-------- Given data

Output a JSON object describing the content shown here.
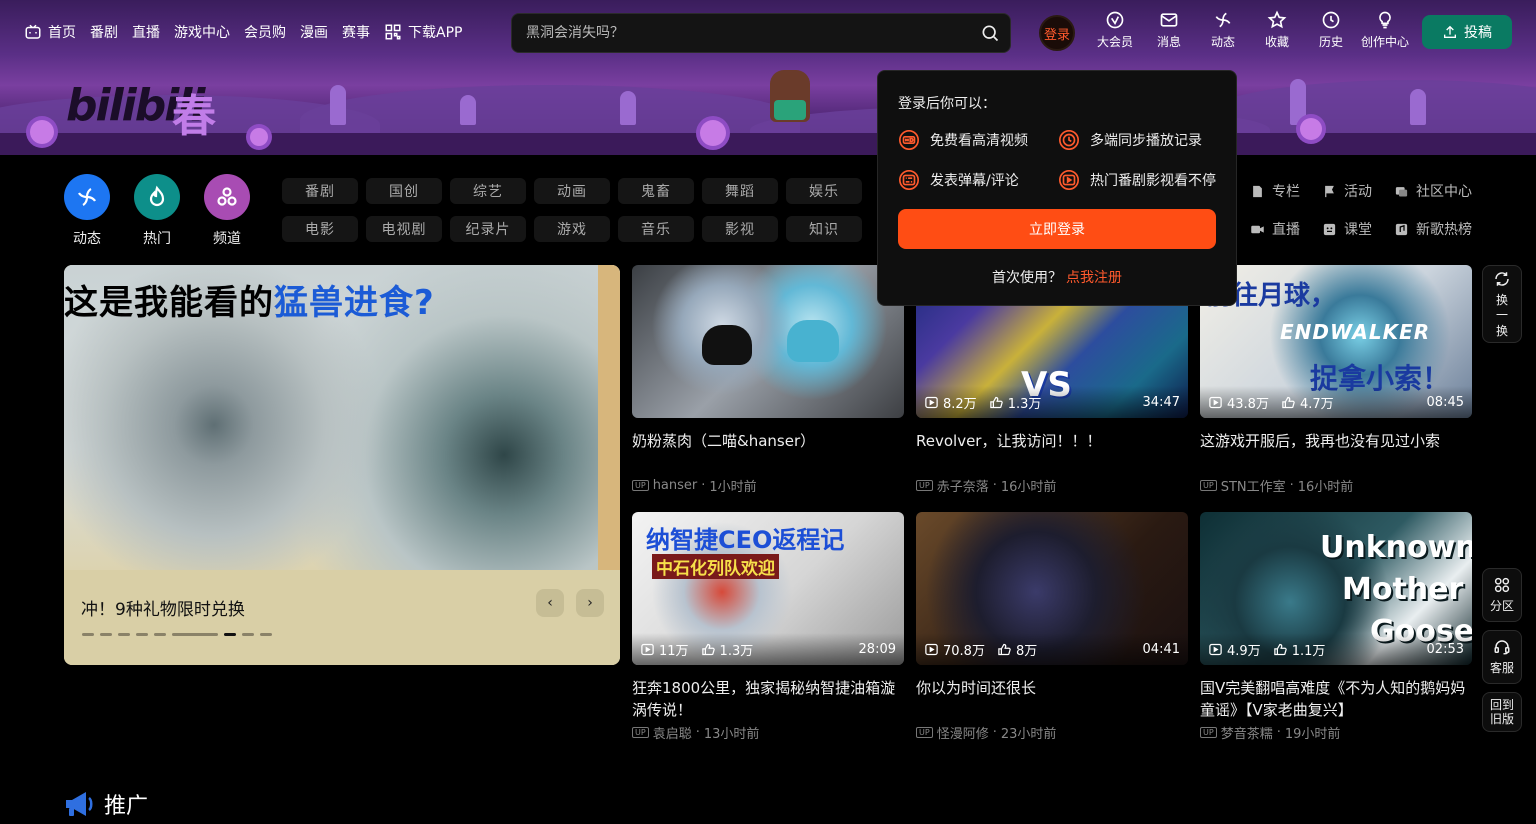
{
  "header": {
    "left_nav": [
      {
        "label": "首页",
        "icon": "bilibili-tv-icon"
      },
      {
        "label": "番剧"
      },
      {
        "label": "直播"
      },
      {
        "label": "游戏中心"
      },
      {
        "label": "会员购"
      },
      {
        "label": "漫画"
      },
      {
        "label": "赛事"
      },
      {
        "label": "下载APP",
        "icon": "qr-grid-icon"
      }
    ],
    "search_placeholder": "黑洞会消失吗？",
    "login_label": "登录",
    "right_nav": [
      {
        "label": "大会员"
      },
      {
        "label": "消息"
      },
      {
        "label": "动态"
      },
      {
        "label": "收藏"
      },
      {
        "label": "历史"
      },
      {
        "label": "创作中心"
      }
    ],
    "upload_label": "投稿",
    "logo_text": "bilibili",
    "logo_sub": "春"
  },
  "channels": {
    "circles": [
      {
        "label": "动态",
        "color": "#1d76f2"
      },
      {
        "label": "热门",
        "color": "#0d8f8a"
      },
      {
        "label": "频道",
        "color": "#a84cb3"
      }
    ],
    "chips_row1": [
      "番剧",
      "国创",
      "综艺",
      "动画",
      "鬼畜",
      "舞蹈",
      "娱乐"
    ],
    "chips_row2": [
      "电影",
      "电视剧",
      "纪录片",
      "游戏",
      "音乐",
      "影视",
      "知识"
    ],
    "extra_row1": [
      "专栏",
      "活动",
      "社区中心"
    ],
    "extra_row2": [
      "直播",
      "课堂",
      "新歌热榜"
    ]
  },
  "carousel": {
    "headline_a": "这是我能看的",
    "headline_b": "猛兽进食?",
    "caption": "冲！9种礼物限时兑换",
    "prev": "‹",
    "next": "›"
  },
  "videos": [
    {
      "title": "奶粉蒸肉（二喵&hanser）",
      "author": "hanser",
      "time": "1小时前",
      "views": "",
      "likes": "",
      "duration": "",
      "thumb": "t1"
    },
    {
      "title": "Revolver，让我访问！！！",
      "author": "赤子奈落",
      "time": "16小时前",
      "views": "8.2万",
      "likes": "1.3万",
      "duration": "34:47",
      "thumb": "t2",
      "overlay": "VS"
    },
    {
      "title": "这游戏开服后，我再也没有见过小索",
      "author": "STN工作室",
      "time": "16小时前",
      "views": "43.8万",
      "likes": "4.7万",
      "duration": "08:45",
      "thumb": "t3",
      "overlay_a": "前往月球，",
      "overlay_b": "ENDWALKER",
      "overlay_c": "捉拿小索！"
    },
    {
      "title": "狂奔1800公里，独家揭秘纳智捷油箱漩涡传说！",
      "author": "袁启聪",
      "time": "13小时前",
      "views": "11万",
      "likes": "1.3万",
      "duration": "28:09",
      "thumb": "t4",
      "overlay_a": "纳智捷CEO返程记",
      "overlay_b": "中石化列队欢迎"
    },
    {
      "title": "你以为时间还很长",
      "author": "怪漫阿修",
      "time": "23小时前",
      "views": "70.8万",
      "likes": "8万",
      "duration": "04:41",
      "thumb": "t5"
    },
    {
      "title": "国V完美翻唱高难度《不为人知的鹅妈妈童谣》【V家老曲复兴】",
      "author": "梦音茶糯",
      "time": "19小时前",
      "views": "4.9万",
      "likes": "1.1万",
      "duration": "02:53",
      "thumb": "t6",
      "overlay_a": "Unknown",
      "overlay_b": "Mother",
      "overlay_c": "Goose"
    }
  ],
  "popup": {
    "heading": "登录后你可以：",
    "benefits": [
      "免费看高清视频",
      "多端同步播放记录",
      "发表弹幕/评论",
      "热门番剧影视看不停"
    ],
    "login_button": "立即登录",
    "first_use": "首次使用？",
    "register_link": "点我注册"
  },
  "floating": {
    "refresh": [
      "换",
      "一",
      "换"
    ],
    "section": "分区",
    "service": "客服",
    "old_version": "回到旧版"
  },
  "promo_title": "推广"
}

----------------

Copy out every line from the records that has the word "likes".

Problem solution:
      "likes": "",
      "likes": "1.3万",
      "likes": "4.7万",
      "likes": "1.3万",
      "likes": "8万",
      "likes": "1.1万",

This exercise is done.